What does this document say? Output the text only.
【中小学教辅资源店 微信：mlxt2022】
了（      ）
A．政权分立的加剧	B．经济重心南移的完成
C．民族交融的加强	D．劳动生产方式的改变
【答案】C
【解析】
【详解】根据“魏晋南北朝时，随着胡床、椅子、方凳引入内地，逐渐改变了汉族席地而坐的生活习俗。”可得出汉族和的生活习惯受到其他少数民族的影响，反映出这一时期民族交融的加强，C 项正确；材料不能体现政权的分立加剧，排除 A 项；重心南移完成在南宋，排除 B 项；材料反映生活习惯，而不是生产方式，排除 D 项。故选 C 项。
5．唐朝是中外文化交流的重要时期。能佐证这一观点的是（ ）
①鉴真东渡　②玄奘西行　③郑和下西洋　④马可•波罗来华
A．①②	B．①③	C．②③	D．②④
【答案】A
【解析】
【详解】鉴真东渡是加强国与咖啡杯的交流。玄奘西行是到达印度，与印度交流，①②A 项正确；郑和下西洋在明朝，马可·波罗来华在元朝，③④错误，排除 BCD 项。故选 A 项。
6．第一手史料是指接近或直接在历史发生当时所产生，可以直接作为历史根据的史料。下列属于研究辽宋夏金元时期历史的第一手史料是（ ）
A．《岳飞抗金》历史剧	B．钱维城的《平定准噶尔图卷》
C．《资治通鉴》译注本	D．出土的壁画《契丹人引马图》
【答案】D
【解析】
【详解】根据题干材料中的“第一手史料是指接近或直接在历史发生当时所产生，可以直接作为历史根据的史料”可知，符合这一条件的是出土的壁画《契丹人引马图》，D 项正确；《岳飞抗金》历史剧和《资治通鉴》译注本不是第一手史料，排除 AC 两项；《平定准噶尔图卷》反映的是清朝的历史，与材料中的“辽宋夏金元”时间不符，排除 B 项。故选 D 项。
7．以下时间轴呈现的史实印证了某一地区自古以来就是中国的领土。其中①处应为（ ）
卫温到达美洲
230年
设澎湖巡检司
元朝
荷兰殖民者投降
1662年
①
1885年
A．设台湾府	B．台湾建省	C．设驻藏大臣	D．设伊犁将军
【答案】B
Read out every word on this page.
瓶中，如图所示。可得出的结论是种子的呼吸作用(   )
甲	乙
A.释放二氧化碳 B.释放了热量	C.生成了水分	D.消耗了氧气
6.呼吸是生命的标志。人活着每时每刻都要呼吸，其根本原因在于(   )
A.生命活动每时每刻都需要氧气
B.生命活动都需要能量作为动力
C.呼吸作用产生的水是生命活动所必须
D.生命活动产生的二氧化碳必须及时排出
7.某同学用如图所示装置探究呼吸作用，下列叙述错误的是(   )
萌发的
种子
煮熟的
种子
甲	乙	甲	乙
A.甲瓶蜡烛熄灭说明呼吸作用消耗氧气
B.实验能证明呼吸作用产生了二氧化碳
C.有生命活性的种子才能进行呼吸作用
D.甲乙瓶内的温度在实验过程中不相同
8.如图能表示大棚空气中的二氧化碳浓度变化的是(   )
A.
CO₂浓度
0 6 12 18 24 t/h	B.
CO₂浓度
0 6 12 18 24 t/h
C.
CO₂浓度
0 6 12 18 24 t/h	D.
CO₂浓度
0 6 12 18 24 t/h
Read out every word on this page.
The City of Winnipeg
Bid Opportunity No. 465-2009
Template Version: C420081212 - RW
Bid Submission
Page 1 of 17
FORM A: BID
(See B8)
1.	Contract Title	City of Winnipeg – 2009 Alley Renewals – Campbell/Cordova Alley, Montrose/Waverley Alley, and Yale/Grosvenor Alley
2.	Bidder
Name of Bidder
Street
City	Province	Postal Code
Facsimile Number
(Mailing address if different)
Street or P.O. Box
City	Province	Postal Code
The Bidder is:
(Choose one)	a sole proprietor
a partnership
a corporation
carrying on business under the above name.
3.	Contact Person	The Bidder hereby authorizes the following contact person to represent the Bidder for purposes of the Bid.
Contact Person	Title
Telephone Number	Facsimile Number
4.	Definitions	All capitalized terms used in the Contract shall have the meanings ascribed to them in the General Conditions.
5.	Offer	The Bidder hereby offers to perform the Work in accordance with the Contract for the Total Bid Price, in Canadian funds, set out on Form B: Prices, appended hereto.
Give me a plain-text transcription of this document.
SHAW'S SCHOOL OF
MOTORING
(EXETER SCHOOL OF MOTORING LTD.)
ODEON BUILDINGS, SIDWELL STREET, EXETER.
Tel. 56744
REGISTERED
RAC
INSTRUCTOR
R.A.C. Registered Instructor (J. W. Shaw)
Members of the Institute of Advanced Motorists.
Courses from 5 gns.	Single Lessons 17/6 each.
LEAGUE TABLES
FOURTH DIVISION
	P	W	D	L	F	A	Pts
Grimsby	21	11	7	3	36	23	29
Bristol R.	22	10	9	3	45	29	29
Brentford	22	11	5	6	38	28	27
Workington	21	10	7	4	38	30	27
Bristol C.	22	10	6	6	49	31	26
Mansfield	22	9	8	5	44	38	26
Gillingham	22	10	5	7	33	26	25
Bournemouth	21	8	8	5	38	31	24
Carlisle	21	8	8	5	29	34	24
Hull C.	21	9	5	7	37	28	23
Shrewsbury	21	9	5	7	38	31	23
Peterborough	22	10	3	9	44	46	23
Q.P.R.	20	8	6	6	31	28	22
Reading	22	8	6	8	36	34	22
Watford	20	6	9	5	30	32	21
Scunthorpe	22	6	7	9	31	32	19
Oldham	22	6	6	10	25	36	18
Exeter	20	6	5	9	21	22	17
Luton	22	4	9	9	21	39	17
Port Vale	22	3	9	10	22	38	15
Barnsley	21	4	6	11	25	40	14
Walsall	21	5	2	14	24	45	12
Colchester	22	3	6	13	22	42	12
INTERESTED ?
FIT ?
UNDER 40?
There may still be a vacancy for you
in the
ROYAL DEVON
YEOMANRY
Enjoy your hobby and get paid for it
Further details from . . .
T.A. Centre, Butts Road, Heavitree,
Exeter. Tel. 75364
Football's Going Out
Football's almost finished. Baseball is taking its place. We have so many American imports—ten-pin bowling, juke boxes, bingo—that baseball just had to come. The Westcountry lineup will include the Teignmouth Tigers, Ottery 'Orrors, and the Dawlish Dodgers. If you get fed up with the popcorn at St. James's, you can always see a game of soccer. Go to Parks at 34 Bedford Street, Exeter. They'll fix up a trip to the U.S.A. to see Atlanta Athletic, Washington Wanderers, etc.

____________________

Copy all the lines, exactly.

What does this document say? Output the text only.
【中小学教辅资源店 微信：mlxt2022】
了（      ）
A．政权分立的加剧	B．经济重心南移的完成
C．民族交融的加强	D．劳动生产方式的改变
【答案】C
【解析】
【详解】根据“魏晋南北朝时，随着胡床、椅子、方凳引入内地，逐渐改变了汉族席地而坐的生活习俗。”可得出汉族和的生活习惯受到其他少数民族的影响，反映出这一时期民族交融的加强，C 项正确；材料不能体现政权的分立加剧，排除 A 项；重心南移完成在南宋，排除 B 项；材料反映生活习惯，而不是生产方式，排除 D 项。故选 C 项。
5．唐朝是中外文化交流的重要时期。能佐证这一观点的是（ ）
①鉴真东渡　②玄奘西行　③郑和下西洋　④马可•波罗来华
A．①②	B．①③	C．②③	D．②④
【答案】A
【解析】
【详解】鉴真东渡是加强国与咖啡杯的交流。玄奘西行是到达印度，与印度交流，①②A 项正确；郑和下西洋在明朝，马可·波罗来华在元朝，③④错误，排除 BCD 项。故选 A 项。
6．第一手史料是指接近或直接在历史发生当时所产生，可以直接作为历史根据的史料。下列属于研究辽宋夏金元时期历史的第一手史料是（ ）
A．《岳飞抗金》历史剧	B．钱维城的《平定准噶尔图卷》
C．《资治通鉴》译注本	D．出土的壁画《契丹人引马图》
【答案】D
【解析】
【详解】根据题干材料中的“第一手史料是指接近或直接在历史发生当时所产生，可以直接作为历史根据的史料”可知，符合这一条件的是出土的壁画《契丹人引马图》，D 项正确；《岳飞抗金》历史剧和《资治通鉴》译注本不是第一手史料，排除 AC 两项；《平定准噶尔图卷》反映的是清朝的历史，与材料中的“辽宋夏金元”时间不符，排除 B 项。故选 D 项。
7．以下时间轴呈现的史实印证了某一地区自古以来就是中国的领土。其中①处应为（ ）
卫温到达美洲
230年
设澎湖巡检司
元朝
荷兰殖民者投降
1662年
①
1885年
A．设台湾府	B．台湾建省	C．设驻藏大臣	D．设伊犁将军
【答案】B
Read out every word on this page.
瓶中，如图所示。可得出的结论是种子的呼吸作用(   )
甲	乙
A.释放二氧化碳 B.释放了热量	C.生成了水分	D.消耗了氧气
6.呼吸是生命的标志。人活着每时每刻都要呼吸，其根本原因在于(   )
A.生命活动每时每刻都需要氧气
B.生命活动都需要能量作为动力
C.呼吸作用产生的水是生命活动所必须
D.生命活动产生的二氧化碳必须及时排出
7.某同学用如图所示装置探究呼吸作用，下列叙述错误的是(   )
萌发的
种子
煮熟的
种子
甲	乙	甲	乙
A.甲瓶蜡烛熄灭说明呼吸作用消耗氧气
B.实验能证明呼吸作用产生了二氧化碳
C.有生命活性的种子才能进行呼吸作用
D.甲乙瓶内的温度在实验过程中不相同
8.如图能表示大棚空气中的二氧化碳浓度变化的是(   )
A.
CO₂浓度
0 6 12 18 24 t/h	B.
CO₂浓度
0 6 12 18 24 t/h
C.
CO₂浓度
0 6 12 18 24 t/h	D.
CO₂浓度
0 6 12 18 24 t/h
Read out every word on this page.
The City of Winnipeg
Bid Opportunity No. 465-2009
Template Version: C420081212 - RW
Bid Submission
Page 1 of 17
FORM A: BID
(See B8)
1.	Contract Title	City of Winnipeg – 2009 Alley Renewals – Campbell/Cordova Alley, Montrose/Waverley Alley, and Yale/Grosvenor Alley
2.	Bidder
Name of Bidder
Street
City	Province	Postal Code
Facsimile Number
(Mailing address if different)
Street or P.O. Box
City	Province	Postal Code
The Bidder is:
(Choose one)	a sole proprietor
a partnership
a corporation
carrying on business under the above name.
3.	Contact Person	The Bidder hereby authorizes the following contact person to represent the Bidder for purposes of the Bid.
Contact Person	Title
Telephone Number	Facsimile Number
4.	Definitions	All capitalized terms used in the Contract shall have the meanings ascribed to them in the General Conditions.
5.	Offer	The Bidder hereby offers to perform the Work in accordance with the Contract for the Total Bid Price, in Canadian funds, set out on Form B: Prices, appended hereto.
Give me a plain-text transcription of this document.
SHAW'S SCHOOL OF
MOTORING
(EXETER SCHOOL OF MOTORING LTD.)
ODEON BUILDINGS, SIDWELL STREET, EXETER.
Tel. 56744
REGISTERED
RAC
INSTRUCTOR
R.A.C. Registered Instructor (J. W. Shaw)
Members of the Institute of Advanced Motorists.
Courses from 5 gns.	Single Lessons 17/6 each.
LEAGUE TABLES
FOURTH DIVISION
	P	W	D	L	F	A	Pts
Grimsby	21	11	7	3	36	23	29
Bristol R.	22	10	9	3	45	29	29
Brentford	22	11	5	6	38	28	27
Workington	21	10	7	4	38	30	27
Bristol C.	22	10	6	6	49	31	26
Mansfield	22	9	8	5	44	38	26
Gillingham	22	10	5	7	33	26	25
Bournemouth	21	8	8	5	38	31	24
Carlisle	21	8	8	5	29	34	24
Hull C.	21	9	5	7	37	28	23
Shrewsbury	21	9	5	7	38	31	23
Peterborough	22	10	3	9	44	46	23
Q.P.R.	20	8	6	6	31	28	22
Reading	22	8	6	8	36	34	22
Watford	20	6	9	5	30	32	21
Scunthorpe	22	6	7	9	31	32	19
Oldham	22	6	6	10	25	36	18
Exeter	20	6	5	9	21	22	17
Luton	22	4	9	9	21	39	17
Port Vale	22	3	9	10	22	38	15
Barnsley	21	4	6	11	25	40	14
Walsall	21	5	2	14	24	45	12
Colchester	22	3	6	13	22	42	12
INTERESTED ?
FIT ?
UNDER 40?
There may still be a vacancy for you
in the
ROYAL DEVON
YEOMANRY
Enjoy your hobby and get paid for it
Further details from . . .
T.A. Centre, Butts Road, Heavitree,
Exeter. Tel. 75364
Football's Going Out
Football's almost finished. Baseball is taking its place. We have so many American imports—ten-pin bowling, juke boxes, bingo—that baseball just had to come. The Westcountry lineup will include the Teignmouth Tigers, Ottery 'Orrors, and the Dawlish Dodgers. If you get fed up with the popcorn at St. James's, you can always see a game of soccer. Go to Parks at 34 Bedford Street, Exeter. They'll fix up a trip to the U.S.A. to see Atlanta Athletic, Washington Wanderers, etc.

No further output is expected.